WHAT YOU NEED TO DO =>
Will you give the material below again, every line exactly as it is?
* * * * *
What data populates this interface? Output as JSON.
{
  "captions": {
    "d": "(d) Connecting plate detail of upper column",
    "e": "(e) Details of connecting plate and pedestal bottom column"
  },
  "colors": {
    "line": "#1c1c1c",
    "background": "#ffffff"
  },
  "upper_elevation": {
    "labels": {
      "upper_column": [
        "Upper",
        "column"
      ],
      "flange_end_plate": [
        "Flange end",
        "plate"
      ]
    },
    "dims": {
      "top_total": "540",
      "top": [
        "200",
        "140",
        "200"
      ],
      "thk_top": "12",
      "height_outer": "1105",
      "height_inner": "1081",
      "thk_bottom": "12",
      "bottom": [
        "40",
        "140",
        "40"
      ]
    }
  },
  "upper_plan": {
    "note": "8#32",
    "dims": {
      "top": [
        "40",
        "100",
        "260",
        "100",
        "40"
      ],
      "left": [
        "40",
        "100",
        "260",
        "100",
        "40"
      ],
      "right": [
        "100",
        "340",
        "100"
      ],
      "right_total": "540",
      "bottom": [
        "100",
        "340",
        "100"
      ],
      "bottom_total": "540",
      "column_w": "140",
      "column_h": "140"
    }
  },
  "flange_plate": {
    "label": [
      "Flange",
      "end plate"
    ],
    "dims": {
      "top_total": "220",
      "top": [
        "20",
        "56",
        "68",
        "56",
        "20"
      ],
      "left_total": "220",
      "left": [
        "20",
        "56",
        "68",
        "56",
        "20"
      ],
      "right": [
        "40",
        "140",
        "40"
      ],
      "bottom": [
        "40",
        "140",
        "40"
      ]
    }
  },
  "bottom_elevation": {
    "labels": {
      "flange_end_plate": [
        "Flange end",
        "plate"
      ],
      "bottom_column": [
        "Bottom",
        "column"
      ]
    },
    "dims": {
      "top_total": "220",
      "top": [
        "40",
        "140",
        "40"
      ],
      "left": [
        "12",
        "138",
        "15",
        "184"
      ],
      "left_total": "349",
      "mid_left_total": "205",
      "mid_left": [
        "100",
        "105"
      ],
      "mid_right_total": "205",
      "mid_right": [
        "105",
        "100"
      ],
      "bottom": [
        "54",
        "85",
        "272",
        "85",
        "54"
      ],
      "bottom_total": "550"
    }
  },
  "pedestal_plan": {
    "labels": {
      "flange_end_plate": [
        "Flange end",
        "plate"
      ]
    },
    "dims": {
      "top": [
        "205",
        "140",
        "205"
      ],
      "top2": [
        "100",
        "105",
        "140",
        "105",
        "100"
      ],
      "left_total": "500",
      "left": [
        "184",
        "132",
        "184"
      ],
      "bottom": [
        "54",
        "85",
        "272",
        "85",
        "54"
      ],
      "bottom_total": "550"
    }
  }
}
* * * * *
WRITTEN REPLY =>
What data populates this interface? Output as JSON.
{
  "captions": {
    "d": "(d) Connecting plate detail of upper column",
    "e": "(e) Details of connecting plate and pedestal bottom column"
  },
  "colors": {
    "line": "#1c1c1c",
    "background": "#ffffff"
  },
  "upper_elevation": {
    "labels": {
      "upper_column": [
        "Upper",
        "column"
      ],
      "flange_end_plate": [
        "Flange end",
        "plate"
      ]
    },
    "dims": {
      "top_total": "540",
      "top": [
        "200",
        "140",
        "200"
      ],
      "thk_top": "12",
      "height_outer": "1105",
      "height_inner": "1081",
      "thk_bottom": "12",
      "bottom": [
        "40",
        "140",
        "40"
      ]
    }
  },
  "upper_plan": {
    "note": "8#32",
    "dims": {
      "top": [
        "40",
        "100",
        "260",
        "100",
        "40"
      ],
      "left": [
        "40",
        "100",
        "260",
        "100",
        "40"
      ],
      "right": [
        "100",
        "340",
        "100"
      ],
      "right_total": "540",
      "bottom": [
        "100",
        "340",
        "100"
      ],
      "bottom_total": "540",
      "column_w": "140",
      "column_h": "140"
    }
  },
  "flange_plate": {
    "label": [
      "Flange",
      "end plate"
    ],
    "dims": {
      "top_total": "220",
      "top": [
        "20",
        "56",
        "68",
        "56",
        "20"
      ],
      "left_total": "220",
      "left": [
        "20",
        "56",
        "68",
        "56",
        "20"
      ],
      "right": [
        "40",
        "140",
        "40"
      ],
      "bottom": [
        "40",
        "140",
        "40"
      ]
    }
  },
  "bottom_elevation": {
    "labels": {
      "flange_end_plate": [
        "Flange end",
        "plate"
      ],
      "bottom_column": [
        "Bottom",
        "column"
      ]
    },
    "dims": {
      "top_total": "220",
      "top": [
        "40",
        "140",
        "40"
      ],
      "left": [
        "12",
        "138",
        "15",
        "184"
      ],
      "left_total": "349",
      "mid_left_total": "205",
      "mid_left": [
        "100",
        "105"
      ],
      "mid_right_total": "205",
      "mid_right": [
        "105",
        "100"
      ],
      "bottom": [
        "54",
        "85",
        "272",
        "85",
        "54"
      ],
      "bottom_total": "550"
    }
  },
  "pedestal_plan": {
    "labels": {
      "flange_end_plate": [
        "Flange end",
        "plate"
      ]
    },
    "dims": {
      "top": [
        "205",
        "140",
        "205"
      ],
      "top2": [
        "100",
        "105",
        "140",
        "105",
        "100"
      ],
      "left_total": "500",
      "left": [
        "184",
        "132",
        "184"
      ],
      "bottom": [
        "54",
        "85",
        "272",
        "85",
        "54"
      ],
      "bottom_total": "550"
    }
  }
}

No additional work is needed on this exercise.